→ **STATED PROBLEM**:
Scan the records below. List lines holding "content".

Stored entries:
/---
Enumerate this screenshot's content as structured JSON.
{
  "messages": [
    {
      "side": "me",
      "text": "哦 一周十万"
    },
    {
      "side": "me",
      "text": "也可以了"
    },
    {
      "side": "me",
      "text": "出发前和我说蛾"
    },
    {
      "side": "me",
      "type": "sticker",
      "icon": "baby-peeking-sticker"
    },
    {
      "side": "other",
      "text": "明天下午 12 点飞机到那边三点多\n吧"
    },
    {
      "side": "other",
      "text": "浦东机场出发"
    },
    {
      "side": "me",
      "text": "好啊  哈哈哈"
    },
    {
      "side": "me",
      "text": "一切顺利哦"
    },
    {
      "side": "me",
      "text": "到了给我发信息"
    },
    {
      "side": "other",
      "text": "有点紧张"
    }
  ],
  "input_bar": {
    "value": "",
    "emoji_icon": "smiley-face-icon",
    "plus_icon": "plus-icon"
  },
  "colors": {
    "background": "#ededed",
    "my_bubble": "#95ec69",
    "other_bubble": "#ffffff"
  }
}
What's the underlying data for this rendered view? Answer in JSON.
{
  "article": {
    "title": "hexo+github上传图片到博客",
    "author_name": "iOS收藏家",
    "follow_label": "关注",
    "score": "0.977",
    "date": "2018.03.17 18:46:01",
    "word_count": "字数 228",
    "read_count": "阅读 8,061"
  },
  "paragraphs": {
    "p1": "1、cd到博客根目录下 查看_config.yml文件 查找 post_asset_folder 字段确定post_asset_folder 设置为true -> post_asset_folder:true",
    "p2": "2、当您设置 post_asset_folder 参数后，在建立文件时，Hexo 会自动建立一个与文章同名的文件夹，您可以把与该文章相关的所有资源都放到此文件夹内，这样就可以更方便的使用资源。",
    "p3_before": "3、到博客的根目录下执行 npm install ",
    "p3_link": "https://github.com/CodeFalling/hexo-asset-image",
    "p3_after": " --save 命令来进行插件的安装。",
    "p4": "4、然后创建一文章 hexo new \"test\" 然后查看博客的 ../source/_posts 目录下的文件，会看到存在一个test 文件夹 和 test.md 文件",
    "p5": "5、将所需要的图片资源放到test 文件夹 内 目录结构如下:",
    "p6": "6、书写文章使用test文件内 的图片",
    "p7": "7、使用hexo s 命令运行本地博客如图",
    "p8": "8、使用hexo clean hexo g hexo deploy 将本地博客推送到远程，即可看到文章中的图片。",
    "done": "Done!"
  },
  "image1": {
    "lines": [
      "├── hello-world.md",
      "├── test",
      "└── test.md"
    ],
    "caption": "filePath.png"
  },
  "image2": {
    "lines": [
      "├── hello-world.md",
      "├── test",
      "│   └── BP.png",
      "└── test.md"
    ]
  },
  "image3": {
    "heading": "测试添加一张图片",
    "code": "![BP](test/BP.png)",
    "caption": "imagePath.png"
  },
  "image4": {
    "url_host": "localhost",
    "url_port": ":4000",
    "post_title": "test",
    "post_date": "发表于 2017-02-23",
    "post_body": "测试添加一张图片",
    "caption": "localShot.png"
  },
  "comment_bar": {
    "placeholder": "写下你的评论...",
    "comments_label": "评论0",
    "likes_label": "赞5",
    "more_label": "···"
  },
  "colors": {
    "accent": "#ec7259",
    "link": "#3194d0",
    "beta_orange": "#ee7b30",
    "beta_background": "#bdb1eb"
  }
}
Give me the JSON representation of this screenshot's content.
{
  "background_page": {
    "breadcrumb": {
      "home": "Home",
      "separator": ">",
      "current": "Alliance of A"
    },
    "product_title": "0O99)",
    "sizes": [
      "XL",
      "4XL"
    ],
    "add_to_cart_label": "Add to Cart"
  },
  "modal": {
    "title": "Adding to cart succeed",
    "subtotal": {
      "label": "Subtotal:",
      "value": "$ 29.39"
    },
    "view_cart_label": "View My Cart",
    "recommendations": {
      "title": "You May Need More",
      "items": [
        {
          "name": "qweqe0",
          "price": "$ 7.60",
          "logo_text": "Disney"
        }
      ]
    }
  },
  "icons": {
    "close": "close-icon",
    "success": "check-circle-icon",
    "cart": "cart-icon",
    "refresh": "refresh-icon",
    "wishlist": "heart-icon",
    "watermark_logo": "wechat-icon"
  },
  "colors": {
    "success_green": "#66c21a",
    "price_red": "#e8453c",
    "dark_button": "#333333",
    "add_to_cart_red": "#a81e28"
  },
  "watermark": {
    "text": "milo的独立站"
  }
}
\---
→ **EXERCISE SOLUTION**:
Enumerate this screenshot's content as structured JSON.
Give me the JSON representation of this screenshot's content.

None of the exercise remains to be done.